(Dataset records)
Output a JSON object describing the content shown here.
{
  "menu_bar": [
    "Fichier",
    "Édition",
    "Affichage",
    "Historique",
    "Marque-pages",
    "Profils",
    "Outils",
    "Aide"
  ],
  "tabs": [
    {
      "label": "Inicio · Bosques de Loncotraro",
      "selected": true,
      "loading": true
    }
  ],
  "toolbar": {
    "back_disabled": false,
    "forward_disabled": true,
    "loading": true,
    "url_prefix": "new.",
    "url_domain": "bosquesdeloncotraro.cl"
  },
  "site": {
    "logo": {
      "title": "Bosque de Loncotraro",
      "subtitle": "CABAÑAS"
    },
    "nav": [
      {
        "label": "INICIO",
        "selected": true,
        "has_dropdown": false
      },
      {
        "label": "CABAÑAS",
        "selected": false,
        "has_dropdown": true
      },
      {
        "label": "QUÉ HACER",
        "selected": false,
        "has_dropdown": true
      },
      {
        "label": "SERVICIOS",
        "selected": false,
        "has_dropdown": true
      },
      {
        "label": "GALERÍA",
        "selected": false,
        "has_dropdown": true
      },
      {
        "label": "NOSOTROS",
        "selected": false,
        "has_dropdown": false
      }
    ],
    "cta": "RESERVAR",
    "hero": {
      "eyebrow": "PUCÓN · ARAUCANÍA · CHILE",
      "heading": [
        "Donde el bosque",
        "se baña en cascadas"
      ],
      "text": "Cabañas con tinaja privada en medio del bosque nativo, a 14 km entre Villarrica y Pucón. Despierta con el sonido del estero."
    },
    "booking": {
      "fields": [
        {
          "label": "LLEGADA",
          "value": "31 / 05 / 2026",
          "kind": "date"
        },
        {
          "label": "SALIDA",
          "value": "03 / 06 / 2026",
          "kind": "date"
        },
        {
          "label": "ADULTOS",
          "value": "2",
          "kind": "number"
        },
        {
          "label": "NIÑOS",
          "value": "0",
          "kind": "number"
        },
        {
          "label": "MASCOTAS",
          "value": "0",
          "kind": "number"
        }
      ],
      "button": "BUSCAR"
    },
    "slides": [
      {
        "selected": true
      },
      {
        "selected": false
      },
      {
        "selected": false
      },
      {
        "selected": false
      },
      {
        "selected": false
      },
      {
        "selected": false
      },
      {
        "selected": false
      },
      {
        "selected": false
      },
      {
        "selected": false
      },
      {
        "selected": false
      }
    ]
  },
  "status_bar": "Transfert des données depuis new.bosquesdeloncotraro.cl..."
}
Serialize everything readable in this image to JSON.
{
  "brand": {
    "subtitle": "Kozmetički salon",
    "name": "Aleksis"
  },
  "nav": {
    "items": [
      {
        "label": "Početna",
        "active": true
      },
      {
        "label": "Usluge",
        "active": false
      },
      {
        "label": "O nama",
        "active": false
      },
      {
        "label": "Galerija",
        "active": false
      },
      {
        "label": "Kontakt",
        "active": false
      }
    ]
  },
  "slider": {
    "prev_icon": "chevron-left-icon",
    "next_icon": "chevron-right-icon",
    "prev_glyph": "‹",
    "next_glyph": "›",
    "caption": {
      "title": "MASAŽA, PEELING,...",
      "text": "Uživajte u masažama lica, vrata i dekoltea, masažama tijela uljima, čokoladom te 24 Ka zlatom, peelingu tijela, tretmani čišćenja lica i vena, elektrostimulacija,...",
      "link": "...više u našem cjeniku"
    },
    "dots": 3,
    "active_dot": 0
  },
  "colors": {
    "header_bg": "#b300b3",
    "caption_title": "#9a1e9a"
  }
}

__What to produce__:
Would you write down every record again, exactly?

__Solution for this task__:
Output a JSON object describing the content shown here.
{
  "menu_bar": [
    "Fichier",
    "Édition",
    "Affichage",
    "Historique",
    "Marque-pages",
    "Profils",
    "Outils",
    "Aide"
  ],
  "tabs": [
    {
      "label": "Inicio · Bosques de Loncotraro",
      "selected": true,
      "loading": true
    }
  ],
  "toolbar": {
    "back_disabled": false,
    "forward_disabled": true,
    "loading": true,
    "url_prefix": "new.",
    "url_domain": "bosquesdeloncotraro.cl"
  },
  "site": {
    "logo": {
      "title": "Bosque de Loncotraro",
      "subtitle": "CABAÑAS"
    },
    "nav": [
      {
        "label": "INICIO",
        "selected": true,
        "has_dropdown": false
      },
      {
        "label": "CABAÑAS",
        "selected": false,
        "has_dropdown": true
      },
      {
        "label": "QUÉ HACER",
        "selected": false,
        "has_dropdown": true
      },
      {
        "label": "SERVICIOS",
        "selected": false,
        "has_dropdown": true
      },
      {
        "label": "GALERÍA",
        "selected": false,
        "has_dropdown": true
      },
      {
        "label": "NOSOTROS",
        "selected": false,
        "has_dropdown": false
      }
    ],
    "cta": "RESERVAR",
    "hero": {
      "eyebrow": "PUCÓN · ARAUCANÍA · CHILE",
      "heading": [
        "Donde el bosque",
        "se baña en cascadas"
      ],
      "text": "Cabañas con tinaja privada en medio del bosque nativo, a 14 km entre Villarrica y Pucón. Despierta con el sonido del estero."
    },
    "booking": {
      "fields": [
        {
          "label": "LLEGADA",
          "value": "31 / 05 / 2026",
          "kind": "date"
        },
        {
          "label": "SALIDA",
          "value": "03 / 06 / 2026",
          "kind": "date"
        },
        {
          "label": "ADULTOS",
          "value": "2",
          "kind": "number"
        },
        {
          "label": "NIÑOS",
          "value": "0",
          "kind": "number"
        },
        {
          "label": "MASCOTAS",
          "value": "0",
          "kind": "number"
        }
      ],
      "button": "BUSCAR"
    },
    "slides": [
      {
        "selected": true
      },
      {
        "selected": false
      },
      {
        "selected": false
      },
      {
        "selected": false
      },
      {
        "selected": false
      },
      {
        "selected": false
      },
      {
        "selected": false
      },
      {
        "selected": false
      },
      {
        "selected": false
      },
      {
        "selected": false
      }
    ]
  },
  "status_bar": "Transfert des données depuis new.bosquesdeloncotraro.cl..."
}
Serialize everything readable in this image to JSON.
{
  "brand": {
    "subtitle": "Kozmetički salon",
    "name": "Aleksis"
  },
  "nav": {
    "items": [
      {
        "label": "Početna",
        "active": true
      },
      {
        "label": "Usluge",
        "active": false
      },
      {
        "label": "O nama",
        "active": false
      },
      {
        "label": "Galerija",
        "active": false
      },
      {
        "label": "Kontakt",
        "active": false
      }
    ]
  },
  "slider": {
    "prev_icon": "chevron-left-icon",
    "next_icon": "chevron-right-icon",
    "prev_glyph": "‹",
    "next_glyph": "›",
    "caption": {
      "title": "MASAŽA, PEELING,...",
      "text": "Uživajte u masažama lica, vrata i dekoltea, masažama tijela uljima, čokoladom te 24 Ka zlatom, peelingu tijela, tretmani čišćenja lica i vena, elektrostimulacija,...",
      "link": "...više u našem cjeniku"
    },
    "dots": 3,
    "active_dot": 0
  },
  "colors": {
    "header_bg": "#b300b3",
    "caption_title": "#9a1e9a"
  }
}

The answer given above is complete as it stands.